### [RECORDS FOR PROCESSING]

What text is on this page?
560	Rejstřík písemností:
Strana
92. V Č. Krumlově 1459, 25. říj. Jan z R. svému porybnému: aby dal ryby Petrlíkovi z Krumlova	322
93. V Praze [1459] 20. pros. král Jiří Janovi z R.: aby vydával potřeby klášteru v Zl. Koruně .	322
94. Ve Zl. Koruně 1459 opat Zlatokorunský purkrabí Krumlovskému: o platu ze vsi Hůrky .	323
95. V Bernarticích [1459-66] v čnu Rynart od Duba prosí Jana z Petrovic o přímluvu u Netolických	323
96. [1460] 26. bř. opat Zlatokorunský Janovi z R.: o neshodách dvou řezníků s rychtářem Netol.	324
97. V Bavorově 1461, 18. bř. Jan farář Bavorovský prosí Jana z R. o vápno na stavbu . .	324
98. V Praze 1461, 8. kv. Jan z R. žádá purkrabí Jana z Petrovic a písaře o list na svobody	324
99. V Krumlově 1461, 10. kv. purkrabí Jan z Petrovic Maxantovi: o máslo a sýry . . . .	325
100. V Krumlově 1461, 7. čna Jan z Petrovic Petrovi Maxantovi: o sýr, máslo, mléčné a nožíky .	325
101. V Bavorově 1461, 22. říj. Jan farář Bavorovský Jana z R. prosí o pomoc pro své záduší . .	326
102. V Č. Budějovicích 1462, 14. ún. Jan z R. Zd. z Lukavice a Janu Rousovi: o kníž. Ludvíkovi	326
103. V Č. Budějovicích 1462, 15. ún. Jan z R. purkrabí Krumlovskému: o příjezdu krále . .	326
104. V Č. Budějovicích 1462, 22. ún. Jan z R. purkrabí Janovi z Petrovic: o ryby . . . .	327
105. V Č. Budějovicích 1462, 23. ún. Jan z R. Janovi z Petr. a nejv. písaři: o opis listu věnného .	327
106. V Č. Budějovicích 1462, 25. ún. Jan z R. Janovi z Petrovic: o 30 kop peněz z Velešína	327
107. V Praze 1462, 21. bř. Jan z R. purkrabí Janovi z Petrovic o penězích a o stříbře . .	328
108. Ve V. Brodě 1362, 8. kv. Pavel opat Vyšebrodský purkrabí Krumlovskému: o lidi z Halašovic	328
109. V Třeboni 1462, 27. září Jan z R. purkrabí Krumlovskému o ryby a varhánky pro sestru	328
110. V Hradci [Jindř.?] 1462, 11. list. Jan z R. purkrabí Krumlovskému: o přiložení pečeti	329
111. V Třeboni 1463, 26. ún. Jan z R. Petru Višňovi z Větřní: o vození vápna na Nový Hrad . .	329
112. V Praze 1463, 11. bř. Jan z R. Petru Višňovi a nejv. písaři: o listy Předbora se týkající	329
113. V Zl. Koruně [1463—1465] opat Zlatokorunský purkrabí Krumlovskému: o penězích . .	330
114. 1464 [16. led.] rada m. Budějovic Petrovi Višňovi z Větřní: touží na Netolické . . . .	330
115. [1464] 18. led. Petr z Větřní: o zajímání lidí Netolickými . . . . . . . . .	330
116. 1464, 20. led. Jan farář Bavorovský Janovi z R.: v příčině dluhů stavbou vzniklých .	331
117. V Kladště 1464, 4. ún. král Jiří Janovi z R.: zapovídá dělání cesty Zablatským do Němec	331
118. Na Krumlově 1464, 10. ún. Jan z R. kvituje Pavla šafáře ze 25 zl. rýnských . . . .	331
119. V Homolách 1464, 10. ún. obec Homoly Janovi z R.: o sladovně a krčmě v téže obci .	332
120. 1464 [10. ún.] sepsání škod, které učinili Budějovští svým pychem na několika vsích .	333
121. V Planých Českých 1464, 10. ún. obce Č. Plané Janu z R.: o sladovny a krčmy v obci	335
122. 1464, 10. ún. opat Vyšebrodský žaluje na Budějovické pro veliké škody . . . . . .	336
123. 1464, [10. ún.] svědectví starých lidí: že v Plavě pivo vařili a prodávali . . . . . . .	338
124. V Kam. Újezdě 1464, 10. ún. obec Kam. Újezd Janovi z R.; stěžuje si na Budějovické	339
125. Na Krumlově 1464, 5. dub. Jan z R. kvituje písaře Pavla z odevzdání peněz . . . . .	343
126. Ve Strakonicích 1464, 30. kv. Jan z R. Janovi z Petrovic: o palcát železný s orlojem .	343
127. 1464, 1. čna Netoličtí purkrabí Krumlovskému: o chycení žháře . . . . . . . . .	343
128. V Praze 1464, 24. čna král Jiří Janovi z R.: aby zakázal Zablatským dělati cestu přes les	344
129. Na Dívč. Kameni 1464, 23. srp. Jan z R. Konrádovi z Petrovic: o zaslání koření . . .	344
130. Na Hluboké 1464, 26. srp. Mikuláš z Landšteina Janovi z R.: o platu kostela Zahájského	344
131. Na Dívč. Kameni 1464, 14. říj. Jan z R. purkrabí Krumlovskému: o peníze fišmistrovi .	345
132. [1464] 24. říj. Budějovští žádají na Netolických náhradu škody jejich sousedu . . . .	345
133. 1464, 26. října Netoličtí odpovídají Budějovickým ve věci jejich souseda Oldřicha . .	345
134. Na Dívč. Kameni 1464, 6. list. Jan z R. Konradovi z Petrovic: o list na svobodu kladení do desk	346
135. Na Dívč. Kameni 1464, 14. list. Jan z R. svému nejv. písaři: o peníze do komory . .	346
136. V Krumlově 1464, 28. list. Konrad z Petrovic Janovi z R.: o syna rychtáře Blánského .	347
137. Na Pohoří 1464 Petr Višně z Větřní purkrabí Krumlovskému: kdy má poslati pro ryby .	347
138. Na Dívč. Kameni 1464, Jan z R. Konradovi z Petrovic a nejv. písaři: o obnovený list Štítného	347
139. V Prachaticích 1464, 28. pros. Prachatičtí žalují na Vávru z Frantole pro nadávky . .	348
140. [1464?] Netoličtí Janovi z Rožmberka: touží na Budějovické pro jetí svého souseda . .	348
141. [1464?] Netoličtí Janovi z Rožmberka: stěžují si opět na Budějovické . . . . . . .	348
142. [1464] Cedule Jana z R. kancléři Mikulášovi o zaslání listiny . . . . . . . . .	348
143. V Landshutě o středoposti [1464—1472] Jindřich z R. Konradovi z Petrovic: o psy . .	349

### [INSTRUCTION]
Reproduce each line verbatim.

### [PROBLEM SOLUTION]
What text is on this page?
560	Rejstřík písemností:
Strana
92. V Č. Krumlově 1459, 25. říj. Jan z R. svému porybnému: aby dal ryby Petrlíkovi z Krumlova	322
93. V Praze [1459] 20. pros. král Jiří Janovi z R.: aby vydával potřeby klášteru v Zl. Koruně .	322
94. Ve Zl. Koruně 1459 opat Zlatokorunský purkrabí Krumlovskému: o platu ze vsi Hůrky .	323
95. V Bernarticích [1459-66] v čnu Rynart od Duba prosí Jana z Petrovic o přímluvu u Netolických	323
96. [1460] 26. bř. opat Zlatokorunský Janovi z R.: o neshodách dvou řezníků s rychtářem Netol.	324
97. V Bavorově 1461, 18. bř. Jan farář Bavorovský prosí Jana z R. o vápno na stavbu . .	324
98. V Praze 1461, 8. kv. Jan z R. žádá purkrabí Jana z Petrovic a písaře o list na svobody	324
99. V Krumlově 1461, 10. kv. purkrabí Jan z Petrovic Maxantovi: o máslo a sýry . . . .	325
100. V Krumlově 1461, 7. čna Jan z Petrovic Petrovi Maxantovi: o sýr, máslo, mléčné a nožíky .	325
101. V Bavorově 1461, 22. říj. Jan farář Bavorovský Jana z R. prosí o pomoc pro své záduší . .	326
102. V Č. Budějovicích 1462, 14. ún. Jan z R. Zd. z Lukavice a Janu Rousovi: o kníž. Ludvíkovi	326
103. V Č. Budějovicích 1462, 15. ún. Jan z R. purkrabí Krumlovskému: o příjezdu krále . .	326
104. V Č. Budějovicích 1462, 22. ún. Jan z R. purkrabí Janovi z Petrovic: o ryby . . . .	327
105. V Č. Budějovicích 1462, 23. ún. Jan z R. Janovi z Petr. a nejv. písaři: o opis listu věnného .	327
106. V Č. Budějovicích 1462, 25. ún. Jan z R. Janovi z Petrovic: o 30 kop peněz z Velešína	327
107. V Praze 1462, 21. bř. Jan z R. purkrabí Janovi z Petrovic o penězích a o stříbře . .	328
108. Ve V. Brodě 1362, 8. kv. Pavel opat Vyšebrodský purkrabí Krumlovskému: o lidi z Halašovic	328
109. V Třeboni 1462, 27. září Jan z R. purkrabí Krumlovskému o ryby a varhánky pro sestru	328
110. V Hradci [Jindř.?] 1462, 11. list. Jan z R. purkrabí Krumlovskému: o přiložení pečeti	329
111. V Třeboni 1463, 26. ún. Jan z R. Petru Višňovi z Větřní: o vození vápna na Nový Hrad . .	329
112. V Praze 1463, 11. bř. Jan z R. Petru Višňovi a nejv. písaři: o listy Předbora se týkající	329
113. V Zl. Koruně [1463—1465] opat Zlatokorunský purkrabí Krumlovskému: o penězích . .	330
114. 1464 [16. led.] rada m. Budějovic Petrovi Višňovi z Větřní: touží na Netolické . . . .	330
115. [1464] 18. led. Petr z Větřní: o zajímání lidí Netolickými . . . . . . . . .	330
116. 1464, 20. led. Jan farář Bavorovský Janovi z R.: v příčině dluhů stavbou vzniklých .	331
117. V Kladště 1464, 4. ún. král Jiří Janovi z R.: zapovídá dělání cesty Zablatským do Němec	331
118. Na Krumlově 1464, 10. ún. Jan z R. kvituje Pavla šafáře ze 25 zl. rýnských . . . .	331
119. V Homolách 1464, 10. ún. obec Homoly Janovi z R.: o sladovně a krčmě v téže obci .	332
120. 1464 [10. ún.] sepsání škod, které učinili Budějovští svým pychem na několika vsích .	333
121. V Planých Českých 1464, 10. ún. obce Č. Plané Janu z R.: o sladovny a krčmy v obci	335
122. 1464, 10. ún. opat Vyšebrodský žaluje na Budějovické pro veliké škody . . . . . .	336
123. 1464, [10. ún.] svědectví starých lidí: že v Plavě pivo vařili a prodávali . . . . . . .	338
124. V Kam. Újezdě 1464, 10. ún. obec Kam. Újezd Janovi z R.; stěžuje si na Budějovické	339
125. Na Krumlově 1464, 5. dub. Jan z R. kvituje písaře Pavla z odevzdání peněz . . . . .	343
126. Ve Strakonicích 1464, 30. kv. Jan z R. Janovi z Petrovic: o palcát železný s orlojem .	343
127. 1464, 1. čna Netoličtí purkrabí Krumlovskému: o chycení žháře . . . . . . . . .	343
128. V Praze 1464, 24. čna král Jiří Janovi z R.: aby zakázal Zablatským dělati cestu přes les	344
129. Na Dívč. Kameni 1464, 23. srp. Jan z R. Konrádovi z Petrovic: o zaslání koření . . .	344
130. Na Hluboké 1464, 26. srp. Mikuláš z Landšteina Janovi z R.: o platu kostela Zahájského	344
131. Na Dívč. Kameni 1464, 14. říj. Jan z R. purkrabí Krumlovskému: o peníze fišmistrovi .	345
132. [1464] 24. říj. Budějovští žádají na Netolických náhradu škody jejich sousedu . . . .	345
133. 1464, 26. října Netoličtí odpovídají Budějovickým ve věci jejich souseda Oldřicha . .	345
134. Na Dívč. Kameni 1464, 6. list. Jan z R. Konradovi z Petrovic: o list na svobodu kladení do desk	346
135. Na Dívč. Kameni 1464, 14. list. Jan z R. svému nejv. písaři: o peníze do komory . .	346
136. V Krumlově 1464, 28. list. Konrad z Petrovic Janovi z R.: o syna rychtáře Blánského .	347
137. Na Pohoří 1464 Petr Višně z Větřní purkrabí Krumlovskému: kdy má poslati pro ryby .	347
138. Na Dívč. Kameni 1464, Jan z R. Konradovi z Petrovic a nejv. písaři: o obnovený list Štítného	347
139. V Prachaticích 1464, 28. pros. Prachatičtí žalují na Vávru z Frantole pro nadávky . .	348
140. [1464?] Netoličtí Janovi z Rožmberka: touží na Budějovické pro jetí svého souseda . .	348
141. [1464?] Netoličtí Janovi z Rožmberka: stěžují si opět na Budějovické . . . . . . .	348
142. [1464] Cedule Jana z R. kancléři Mikulášovi o zaslání listiny . . . . . . . . .	348
143. V Landshutě o středoposti [1464—1472] Jindřich z R. Konradovi z Petrovic: o psy . .	349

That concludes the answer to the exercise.